What you are asked to do: Collect every line in the records below that contains the word "Heizen".
* start Material for this exercise *
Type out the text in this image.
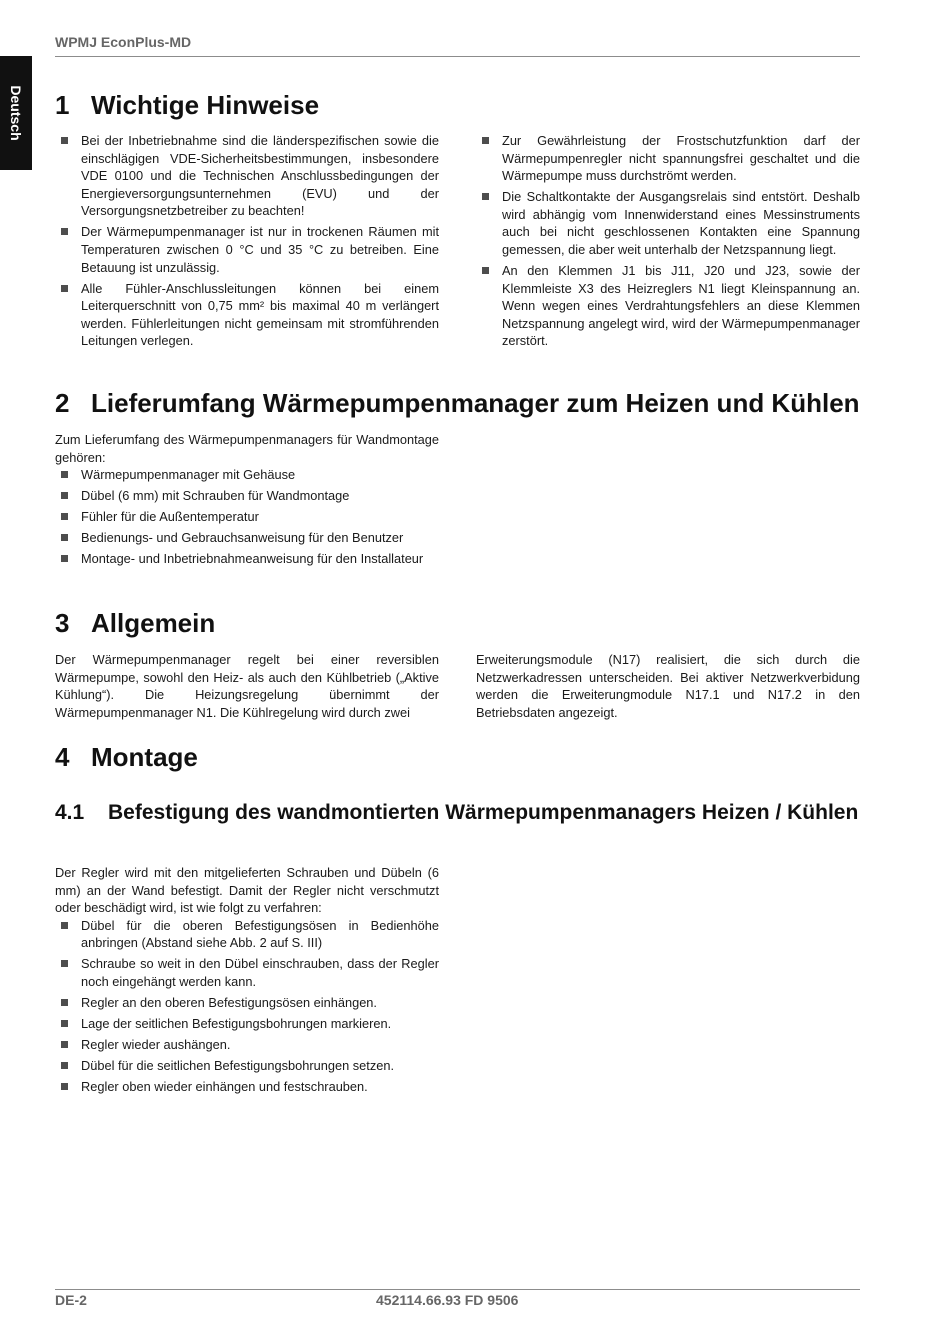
WPMJ EconPlus-MD
Deutsch 1 Wichtige Hinweise
Bei der Inbetriebnahme sind die länderspezifischen sowie die einschlägigen VDE-Sicherheitsbestimmungen, insbesondere VDE 0100 und die Technischen Anschlussbedingungen der Energieversorgungsunternehmen (EVU) und der Versorgungsnetzbetreiber zu beachten!
Der Wärmepumpenmanager ist nur in trockenen Räumen mit Temperaturen zwischen 0 °C und 35 °C zu betreiben. Eine Betauung ist unzulässig.
Alle Fühler-Anschlussleitungen können bei einem Leiterquerschnitt von 0,75 mm² bis maximal 40 m verlängert werden. Fühlerleitungen nicht gemeinsam mit stromführenden Leitungen verlegen.
Zur Gewährleistung der Frostschutzfunktion darf der Wärmepumpenregler nicht spannungsfrei geschaltet und die Wärmepumpe muss durchströmt werden.
Die Schaltkontakte der Ausgangsrelais sind entstört. Deshalb wird abhängig vom Innenwiderstand eines Messinstruments auch bei nicht geschlossenen Kontakten eine Spannung gemessen, die aber weit unterhalb der Netzspannung liegt.
An den Klemmen J1 bis J11, J20 und J23, sowie der Klemmleiste X3 des Heizreglers N1 liegt Kleinspannung an. Wenn wegen eines Verdrahtungsfehlers an diese Klemmen Netzspannung angelegt wird, wird der Wärmepumpenmanager zerstört.
2 Lieferumfang Wärmepumpenmanager zum Heizen und Kühlen

Zum Lieferumfang des Wärmepumpenmanagers für Wandmontage gehören:

Wärmepumpenmanager mit Gehäuse
Dübel (6 mm) mit Schrauben für Wandmontage
Fühler für die Außentemperatur
Bedienungs- und Gebrauchsanweisung für den Benutzer
Montage- und Inbetriebnahmeanweisung für den Installateur
3 Allgemein

Der Wärmepumpenmanager regelt bei einer reversiblen Wärmepumpe, sowohl den Heiz- als auch den Kühlbetrieb („Aktive Kühlung“). Die Heizungsregelung übernimmt der Wärmepumpenmanager N1. Die Kühlregelung wird durch zwei

Erweiterungsmodule (N17) realisiert, die sich durch die Netzwerkadressen unterscheiden. Bei aktiver Netzwerkverbidung werden die Erweiterungmodule N17.1 und N17.2 in den Betriebsdaten angezeigt.

4 Montage
4.1 Befestigung des wandmontierten Wärmepumpenmanagers Heizen / Kühlen

Der Regler wird mit den mitgelieferten Schrauben und Dübeln (6 mm) an der Wand befestigt. Damit der Regler nicht verschmutzt oder beschädigt wird, ist wie folgt zu verfahren:

Dübel für die oberen Befestigungsösen in Bedienhöhe anbringen (Abstand siehe Abb. 2 auf S. III)
Schraube so weit in den Dübel einschrauben, dass der Regler noch eingehängt werden kann.
Regler an den oberen Befestigungsösen einhängen.
Lage der seitlichen Befestigungsbohrungen markieren.
Regler wieder aushängen.
Dübel für die seitlichen Befestigungsbohrungen setzen.
Regler oben wieder einhängen und festschrauben.
DE-2	452114.66.93 FD 9506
* end Material for this exercise *
Written answer:
2 Lieferumfang Wärmepumpenmanager zum Heizen und Kühlen
4.1 Befestigung des wandmontierten Wärmepumpenmanagers Heizen / Kühlen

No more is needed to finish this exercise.